### YOUR TASK
Exactly as written, print each record in the listing.

------------------------------------------------------------------------

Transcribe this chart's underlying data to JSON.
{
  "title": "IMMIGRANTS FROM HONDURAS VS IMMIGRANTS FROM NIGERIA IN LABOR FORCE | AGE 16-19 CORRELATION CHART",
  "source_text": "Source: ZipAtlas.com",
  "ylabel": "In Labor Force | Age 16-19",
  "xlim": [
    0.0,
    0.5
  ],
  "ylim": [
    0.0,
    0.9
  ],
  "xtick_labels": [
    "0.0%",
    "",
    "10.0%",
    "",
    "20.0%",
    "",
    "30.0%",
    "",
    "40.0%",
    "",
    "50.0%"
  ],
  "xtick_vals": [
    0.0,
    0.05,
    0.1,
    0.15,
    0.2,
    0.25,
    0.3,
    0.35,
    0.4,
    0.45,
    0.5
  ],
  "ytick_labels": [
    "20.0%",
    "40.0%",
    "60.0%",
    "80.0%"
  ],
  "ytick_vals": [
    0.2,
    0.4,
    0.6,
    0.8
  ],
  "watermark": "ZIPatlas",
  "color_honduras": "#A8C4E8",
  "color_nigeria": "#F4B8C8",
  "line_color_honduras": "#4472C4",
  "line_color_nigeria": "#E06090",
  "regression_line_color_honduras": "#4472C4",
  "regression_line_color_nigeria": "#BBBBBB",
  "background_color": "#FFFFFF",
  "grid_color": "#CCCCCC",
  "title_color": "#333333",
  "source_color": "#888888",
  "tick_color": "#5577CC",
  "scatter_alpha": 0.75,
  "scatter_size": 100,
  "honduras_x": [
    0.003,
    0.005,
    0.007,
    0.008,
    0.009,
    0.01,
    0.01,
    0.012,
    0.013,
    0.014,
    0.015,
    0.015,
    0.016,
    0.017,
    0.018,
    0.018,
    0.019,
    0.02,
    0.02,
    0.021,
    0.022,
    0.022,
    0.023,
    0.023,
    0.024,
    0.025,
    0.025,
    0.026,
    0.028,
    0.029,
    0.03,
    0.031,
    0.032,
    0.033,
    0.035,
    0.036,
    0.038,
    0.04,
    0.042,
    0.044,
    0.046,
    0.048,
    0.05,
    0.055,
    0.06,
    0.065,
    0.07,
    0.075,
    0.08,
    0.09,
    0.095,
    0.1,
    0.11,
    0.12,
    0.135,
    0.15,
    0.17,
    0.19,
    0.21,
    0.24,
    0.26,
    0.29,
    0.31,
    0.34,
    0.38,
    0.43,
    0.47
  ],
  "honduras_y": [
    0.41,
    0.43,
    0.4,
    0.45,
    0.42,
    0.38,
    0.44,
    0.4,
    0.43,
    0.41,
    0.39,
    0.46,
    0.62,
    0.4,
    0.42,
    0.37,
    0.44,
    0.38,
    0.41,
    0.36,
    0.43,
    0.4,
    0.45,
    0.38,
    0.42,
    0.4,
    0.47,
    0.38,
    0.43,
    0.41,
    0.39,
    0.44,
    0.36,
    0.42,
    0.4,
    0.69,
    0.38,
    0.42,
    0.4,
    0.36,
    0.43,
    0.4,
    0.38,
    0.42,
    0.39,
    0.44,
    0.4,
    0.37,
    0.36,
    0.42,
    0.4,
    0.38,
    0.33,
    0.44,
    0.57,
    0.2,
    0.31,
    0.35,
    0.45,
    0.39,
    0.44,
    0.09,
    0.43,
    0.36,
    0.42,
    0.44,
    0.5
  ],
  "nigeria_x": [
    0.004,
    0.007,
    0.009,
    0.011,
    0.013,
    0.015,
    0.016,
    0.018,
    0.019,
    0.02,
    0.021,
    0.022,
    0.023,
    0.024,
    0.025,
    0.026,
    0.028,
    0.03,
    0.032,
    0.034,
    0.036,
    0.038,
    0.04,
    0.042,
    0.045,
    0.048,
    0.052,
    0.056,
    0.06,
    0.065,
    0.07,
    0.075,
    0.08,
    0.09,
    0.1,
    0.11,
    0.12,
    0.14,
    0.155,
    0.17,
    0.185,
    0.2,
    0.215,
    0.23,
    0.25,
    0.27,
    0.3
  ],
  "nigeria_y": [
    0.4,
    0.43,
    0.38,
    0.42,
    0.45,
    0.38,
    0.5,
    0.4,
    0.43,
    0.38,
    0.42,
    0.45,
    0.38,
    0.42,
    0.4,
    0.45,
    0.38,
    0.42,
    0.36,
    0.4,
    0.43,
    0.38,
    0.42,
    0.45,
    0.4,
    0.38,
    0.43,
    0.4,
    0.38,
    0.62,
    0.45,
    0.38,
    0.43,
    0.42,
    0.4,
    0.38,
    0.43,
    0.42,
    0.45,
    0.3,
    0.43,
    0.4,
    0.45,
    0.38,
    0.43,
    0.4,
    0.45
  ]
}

------------------------------------------------------------------------

### RESULT FOR THIS TASK
Transcribe this chart's underlying data to JSON.
{
  "title": "IMMIGRANTS FROM HONDURAS VS IMMIGRANTS FROM NIGERIA IN LABOR FORCE | AGE 16-19 CORRELATION CHART",
  "source_text": "Source: ZipAtlas.com",
  "ylabel": "In Labor Force | Age 16-19",
  "xlim": [
    0.0,
    0.5
  ],
  "ylim": [
    0.0,
    0.9
  ],
  "xtick_labels": [
    "0.0%",
    "",
    "10.0%",
    "",
    "20.0%",
    "",
    "30.0%",
    "",
    "40.0%",
    "",
    "50.0%"
  ],
  "xtick_vals": [
    0.0,
    0.05,
    0.1,
    0.15,
    0.2,
    0.25,
    0.3,
    0.35,
    0.4,
    0.45,
    0.5
  ],
  "ytick_labels": [
    "20.0%",
    "40.0%",
    "60.0%",
    "80.0%"
  ],
  "ytick_vals": [
    0.2,
    0.4,
    0.6,
    0.8
  ],
  "watermark": "ZIPatlas",
  "color_honduras": "#A8C4E8",
  "color_nigeria": "#F4B8C8",
  "line_color_honduras": "#4472C4",
  "line_color_nigeria": "#E06090",
  "regression_line_color_honduras": "#4472C4",
  "regression_line_color_nigeria": "#BBBBBB",
  "background_color": "#FFFFFF",
  "grid_color": "#CCCCCC",
  "title_color": "#333333",
  "source_color": "#888888",
  "tick_color": "#5577CC",
  "scatter_alpha": 0.75,
  "scatter_size": 100,
  "honduras_x": [
    0.003,
    0.005,
    0.007,
    0.008,
    0.009,
    0.01,
    0.01,
    0.012,
    0.013,
    0.014,
    0.015,
    0.015,
    0.016,
    0.017,
    0.018,
    0.018,
    0.019,
    0.02,
    0.02,
    0.021,
    0.022,
    0.022,
    0.023,
    0.023,
    0.024,
    0.025,
    0.025,
    0.026,
    0.028,
    0.029,
    0.03,
    0.031,
    0.032,
    0.033,
    0.035,
    0.036,
    0.038,
    0.04,
    0.042,
    0.044,
    0.046,
    0.048,
    0.05,
    0.055,
    0.06,
    0.065,
    0.07,
    0.075,
    0.08,
    0.09,
    0.095,
    0.1,
    0.11,
    0.12,
    0.135,
    0.15,
    0.17,
    0.19,
    0.21,
    0.24,
    0.26,
    0.29,
    0.31,
    0.34,
    0.38,
    0.43,
    0.47
  ],
  "honduras_y": [
    0.41,
    0.43,
    0.4,
    0.45,
    0.42,
    0.38,
    0.44,
    0.4,
    0.43,
    0.41,
    0.39,
    0.46,
    0.62,
    0.4,
    0.42,
    0.37,
    0.44,
    0.38,
    0.41,
    0.36,
    0.43,
    0.4,
    0.45,
    0.38,
    0.42,
    0.4,
    0.47,
    0.38,
    0.43,
    0.41,
    0.39,
    0.44,
    0.36,
    0.42,
    0.4,
    0.69,
    0.38,
    0.42,
    0.4,
    0.36,
    0.43,
    0.4,
    0.38,
    0.42,
    0.39,
    0.44,
    0.4,
    0.37,
    0.36,
    0.42,
    0.4,
    0.38,
    0.33,
    0.44,
    0.57,
    0.2,
    0.31,
    0.35,
    0.45,
    0.39,
    0.44,
    0.09,
    0.43,
    0.36,
    0.42,
    0.44,
    0.5
  ],
  "nigeria_x": [
    0.004,
    0.007,
    0.009,
    0.011,
    0.013,
    0.015,
    0.016,
    0.018,
    0.019,
    0.02,
    0.021,
    0.022,
    0.023,
    0.024,
    0.025,
    0.026,
    0.028,
    0.03,
    0.032,
    0.034,
    0.036,
    0.038,
    0.04,
    0.042,
    0.045,
    0.048,
    0.052,
    0.056,
    0.06,
    0.065,
    0.07,
    0.075,
    0.08,
    0.09,
    0.1,
    0.11,
    0.12,
    0.14,
    0.155,
    0.17,
    0.185,
    0.2,
    0.215,
    0.23,
    0.25,
    0.27,
    0.3
  ],
  "nigeria_y": [
    0.4,
    0.43,
    0.38,
    0.42,
    0.45,
    0.38,
    0.5,
    0.4,
    0.43,
    0.38,
    0.42,
    0.45,
    0.38,
    0.42,
    0.4,
    0.45,
    0.38,
    0.42,
    0.36,
    0.4,
    0.43,
    0.38,
    0.42,
    0.45,
    0.4,
    0.38,
    0.43,
    0.4,
    0.38,
    0.62,
    0.45,
    0.38,
    0.43,
    0.42,
    0.4,
    0.38,
    0.43,
    0.42,
    0.45,
    0.3,
    0.43,
    0.4,
    0.45,
    0.38,
    0.43,
    0.4,
    0.45
  ]
}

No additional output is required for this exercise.